━━━━━ PASSAGE PROVIDED

# Anyone have experience with ND Filters for T4i?



## Ray J mn (Jan 19, 2014)

I bought a brand-spankin-new Tiffen ND 3.0 filter this past week. 

I was planning to have lots of fun with it...
Attached is a pic I took with and without the filter.

It seems some neutral density filters are sensor (t4i) dependent and IR bleeds into the image.
I can handle a little color cast, but the amount from this filter is toooooo much.

What ND filters work with the T4i?


----------



## JustMeOregon (Jan 19, 2014)

I'm giving this post a "bump" in the hopes that one of the resident gurus chimes in... I've never heard that "some neutral density filters are sensor dependent" or that "IR bleeds into the image" and I use a 5D3 not a T4i. But I'm always willing to learn something new... And _if_ true, it just may explain why I _sometimes_ (usually with _very_ long exposures) find the "sickly warm" color-cast of the B+W 10-stop ND filters nearly impossible to correct!

I believe that all ND filters have some version of a color-cast to them. The highly regarded Lee Big Stopper for instance has a _very_ pronounced blue-cast. I find most all of these color-casts are generally very easy to correct with AWB or in post. That is with the exception of my B+W 10-stop filters! Not always, but there are times when the B+W's color-cast is uniquely difficult (if not impossible) for me to easily correct.

Now obviously I'm not at all certain what is going on in these situations, but it's almost as if there are two _different_ color-casts happening in the same image (at the same time) -- a warm (pink-ish brown) in the highlights, mid-tones & quarter-tones, and a cool (magenta-ish blue) in the shadows & 3/4-tones... I know that it is quite a long-shot, but _maybe_ your "IR bleeds" are the reason behind the issues I occasionally have with the color-cast of B+W 10-stop ND filters...


----------



## ajfotofilmagem (Jan 20, 2014)

Do not believe the camera is affecting the colors, but this particular filter. Are you sure that this filter has no color correction purposeful? Seems a sepia.


----------



## Mt Spokane Photography (Jan 20, 2014)

Tiffin is not particularly noted for high quality filters, probably because they sell a lot of low end ones. Their high end ones are said to be good. They have announced a new 10 stop ND filter at CES that they claim will not tint images. Expect to pay more for it, the price is not available yet.

http://www.thephoblographer.com/2014/01/08/tiffen-presents-new-10-stop-neutral-density-filter-ces-2014/


----------



## Ray J mn (Jan 20, 2014)

Thanks for the input.

━━━━━━━━━━
━━━━━ GIVEN INFORMATION

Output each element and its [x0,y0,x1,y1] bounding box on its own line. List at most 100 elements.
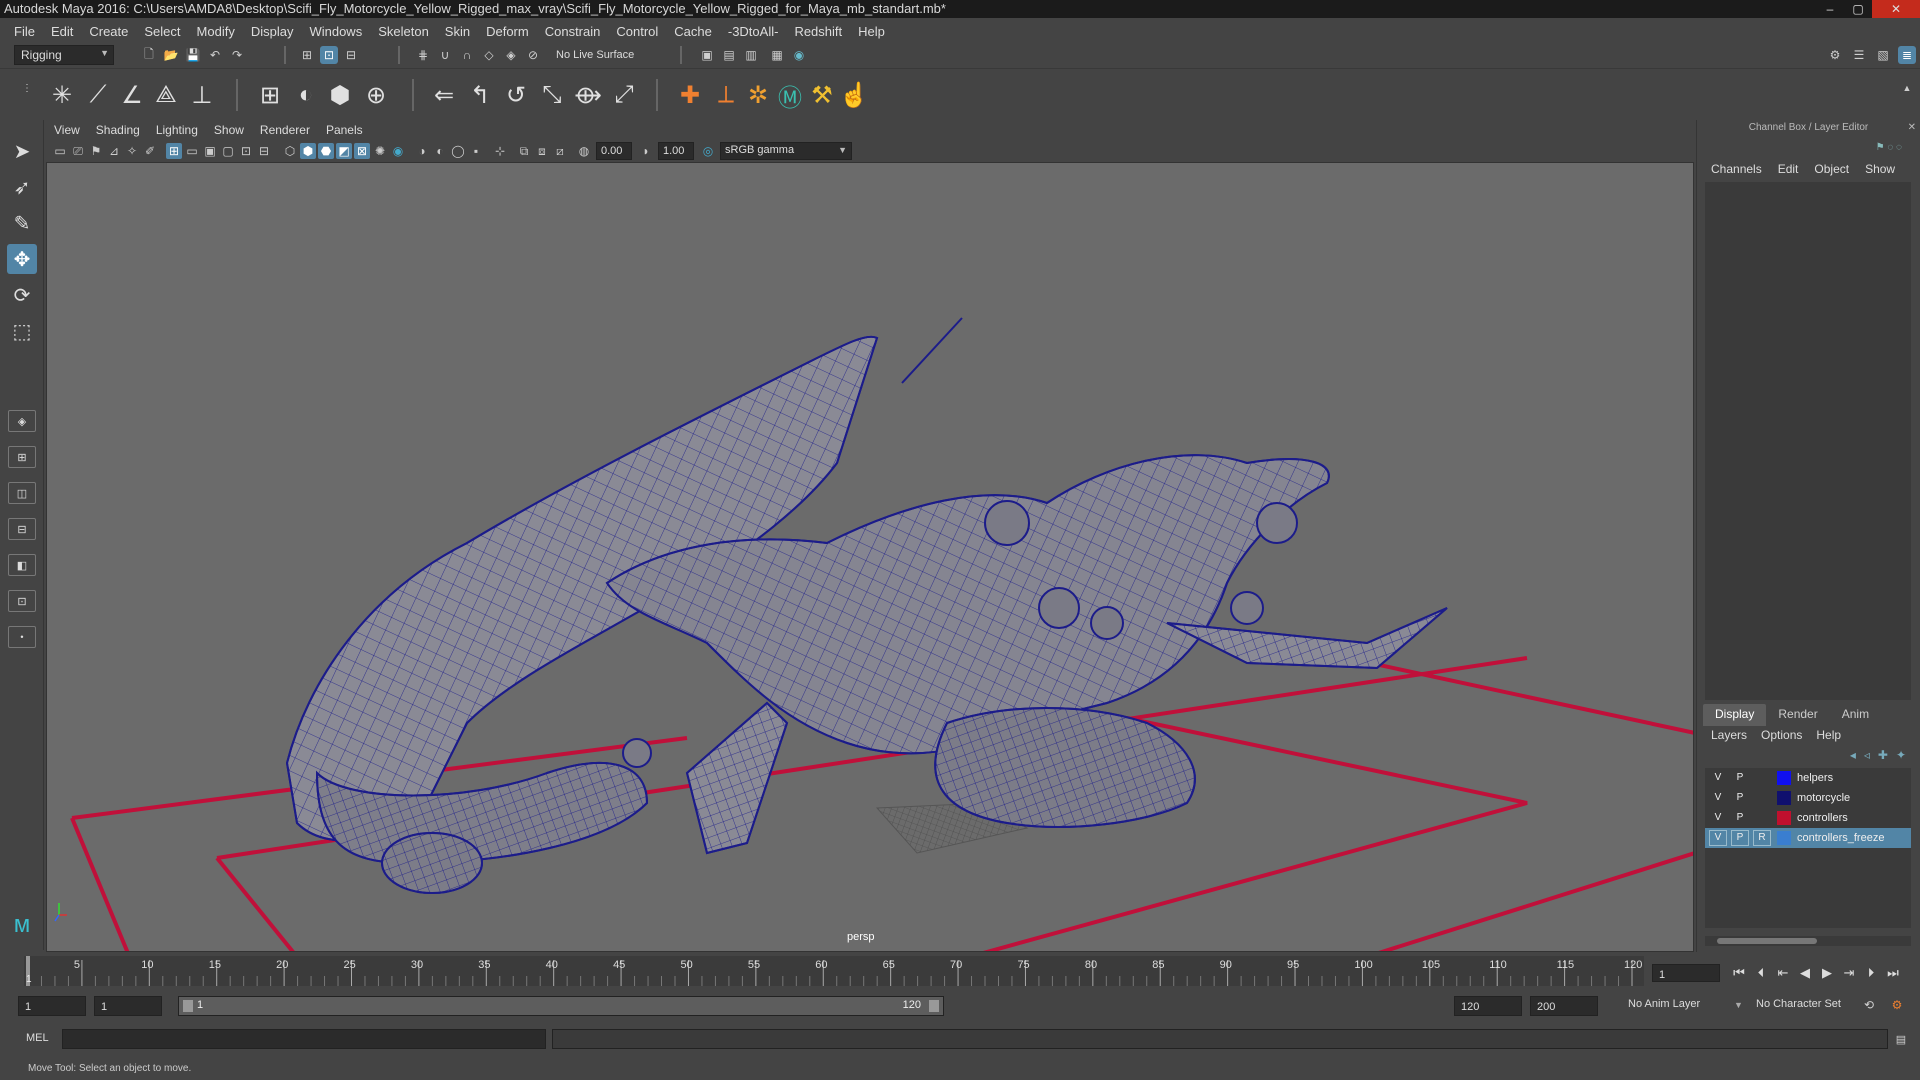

━━━━━━━━━━

**REQUESTS**
(a) In the ND filter thread, give the part that opens with the words containing "What ND filters" and closes with "impossible to correct!" again, renaming "5D3" as "5D Mark III".
(b) Answer these questions from the ND filter thread:
(i) Which filter did Ray J mn buy?
(ii) What kind of color cast does the Lee Big Stopper have?
(iii) At which event did Tiffen announce its new 10-stop ND filter?
(c) Proceed with the ND filter thread from the point where it stops.
The data plays no part in this work.

**FINAL ANSWERS**
(a)
What ND filters work with the T4i?


----------



## JustMeOregon (Jan 19, 2014)

I'm giving this post a "bump" in the hopes that one of the resident gurus chimes in... I've never heard that "some neutral density filters are sensor dependent" or that "IR bleeds into the image" and I use a 5D Mark III not a T4i. But I'm always willing to learn something new... And _if_ true, it just may explain why I _sometimes_ (usually with _very_ long exposures) find the "sickly warm" color-cast of the B+W 10-stop ND filters nearly impossible to correct!

(b)
(i) A Tiffen ND 3.0 filter.
(ii) A very pronounced blue cast.
(iii) CES.

(c)
Thanks for the Bump, Oregon. (I lived in Portland at one point). From what I have learned from the web, some sensors have an IR filter on them and will not have as much of a problem with the IR bleedthrough. 

I don’t mind dealing with a little color cast. In the pic I posted, the red on the ends of the boughs is impossible to get out.  And, yes the cast is dependent on the deepness of the tone. 

I am using the new Tiffen ND 3.0. All the reviews say little color cast. I called Tiffen a few days ago. They must have heard from others because they said they were aware of the problem and would get back to me. In the mean time I will return the filter. I was thinking about a different ten stop, maybe the B+W, but I am not sure if it will react the same way to my sensor. Aaaargh.

I’m not a big Tiffen fan, but here was one review:
http://www.amateurphotographer.co.uk/round-ups/539760/best-9-and-10-stop-nd-filters

Again, thanks for the help.


----------



## neuroanatomist (Jan 21, 2014)

Ray J mn said:


> From what I have learned from the web, some sensors have an IR filter on them and will not have as much of a problem with the IR bleedthrough.



*All* dSLR sensors have an IR cut filter on them. None of those filters are perfectly effective at blocking all IR light with long daytime exposures, so you'll get some bleed through.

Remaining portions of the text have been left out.